■ The request:
Count how many lines contain the word "JSON". Please give only the number.

Figure content listings:
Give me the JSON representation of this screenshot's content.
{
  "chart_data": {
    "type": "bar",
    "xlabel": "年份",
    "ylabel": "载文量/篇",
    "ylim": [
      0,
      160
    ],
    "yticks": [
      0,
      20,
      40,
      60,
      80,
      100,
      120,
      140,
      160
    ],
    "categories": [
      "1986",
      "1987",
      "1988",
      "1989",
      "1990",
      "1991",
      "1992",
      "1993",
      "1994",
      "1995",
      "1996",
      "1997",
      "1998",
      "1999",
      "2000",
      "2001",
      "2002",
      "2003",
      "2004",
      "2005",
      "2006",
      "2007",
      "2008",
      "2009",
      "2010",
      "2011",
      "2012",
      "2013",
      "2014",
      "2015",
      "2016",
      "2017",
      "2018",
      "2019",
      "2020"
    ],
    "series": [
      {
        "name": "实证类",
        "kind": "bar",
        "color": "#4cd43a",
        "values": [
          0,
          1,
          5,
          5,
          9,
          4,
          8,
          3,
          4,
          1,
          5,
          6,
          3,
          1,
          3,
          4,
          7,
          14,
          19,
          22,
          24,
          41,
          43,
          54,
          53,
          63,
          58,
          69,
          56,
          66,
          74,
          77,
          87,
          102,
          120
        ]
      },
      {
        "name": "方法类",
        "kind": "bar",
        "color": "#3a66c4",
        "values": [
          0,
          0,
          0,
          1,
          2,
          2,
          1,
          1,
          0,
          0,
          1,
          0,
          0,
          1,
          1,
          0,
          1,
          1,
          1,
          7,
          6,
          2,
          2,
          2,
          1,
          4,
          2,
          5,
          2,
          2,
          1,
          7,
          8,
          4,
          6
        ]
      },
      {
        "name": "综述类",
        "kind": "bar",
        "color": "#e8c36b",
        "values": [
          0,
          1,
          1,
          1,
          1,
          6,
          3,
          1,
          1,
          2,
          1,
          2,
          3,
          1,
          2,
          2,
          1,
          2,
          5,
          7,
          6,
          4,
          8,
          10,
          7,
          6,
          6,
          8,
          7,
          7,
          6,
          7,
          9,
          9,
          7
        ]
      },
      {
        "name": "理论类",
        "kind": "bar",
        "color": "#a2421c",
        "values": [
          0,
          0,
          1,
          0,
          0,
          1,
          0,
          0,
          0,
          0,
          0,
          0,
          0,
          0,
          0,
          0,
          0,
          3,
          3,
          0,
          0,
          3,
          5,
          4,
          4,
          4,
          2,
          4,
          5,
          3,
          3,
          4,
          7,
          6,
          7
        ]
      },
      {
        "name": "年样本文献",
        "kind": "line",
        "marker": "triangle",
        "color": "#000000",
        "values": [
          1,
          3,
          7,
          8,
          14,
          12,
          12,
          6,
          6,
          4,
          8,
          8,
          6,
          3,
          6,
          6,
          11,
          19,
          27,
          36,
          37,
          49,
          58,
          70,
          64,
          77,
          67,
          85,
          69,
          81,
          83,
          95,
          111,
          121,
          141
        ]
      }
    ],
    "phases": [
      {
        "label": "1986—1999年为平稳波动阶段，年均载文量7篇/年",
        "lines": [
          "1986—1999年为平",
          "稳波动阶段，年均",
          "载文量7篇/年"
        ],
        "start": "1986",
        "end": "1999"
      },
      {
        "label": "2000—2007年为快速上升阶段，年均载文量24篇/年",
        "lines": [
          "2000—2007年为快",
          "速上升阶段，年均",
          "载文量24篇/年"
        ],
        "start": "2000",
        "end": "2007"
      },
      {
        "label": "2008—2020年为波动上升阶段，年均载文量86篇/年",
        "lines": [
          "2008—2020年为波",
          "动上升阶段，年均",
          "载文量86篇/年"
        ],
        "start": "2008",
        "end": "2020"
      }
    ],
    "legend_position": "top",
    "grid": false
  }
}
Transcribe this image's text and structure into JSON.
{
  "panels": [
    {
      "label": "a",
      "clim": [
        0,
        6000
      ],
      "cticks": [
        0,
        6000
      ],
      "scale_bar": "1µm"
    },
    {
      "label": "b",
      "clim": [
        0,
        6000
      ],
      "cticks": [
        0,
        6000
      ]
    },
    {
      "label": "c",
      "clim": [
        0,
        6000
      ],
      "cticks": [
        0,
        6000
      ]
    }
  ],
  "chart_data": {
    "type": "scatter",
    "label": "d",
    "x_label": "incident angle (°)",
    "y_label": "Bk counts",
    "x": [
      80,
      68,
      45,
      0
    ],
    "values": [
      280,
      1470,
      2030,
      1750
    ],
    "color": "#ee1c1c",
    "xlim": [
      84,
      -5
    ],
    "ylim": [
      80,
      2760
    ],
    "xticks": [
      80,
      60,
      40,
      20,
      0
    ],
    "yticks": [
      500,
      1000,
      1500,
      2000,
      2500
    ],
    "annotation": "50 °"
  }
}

■ Solved problem:
2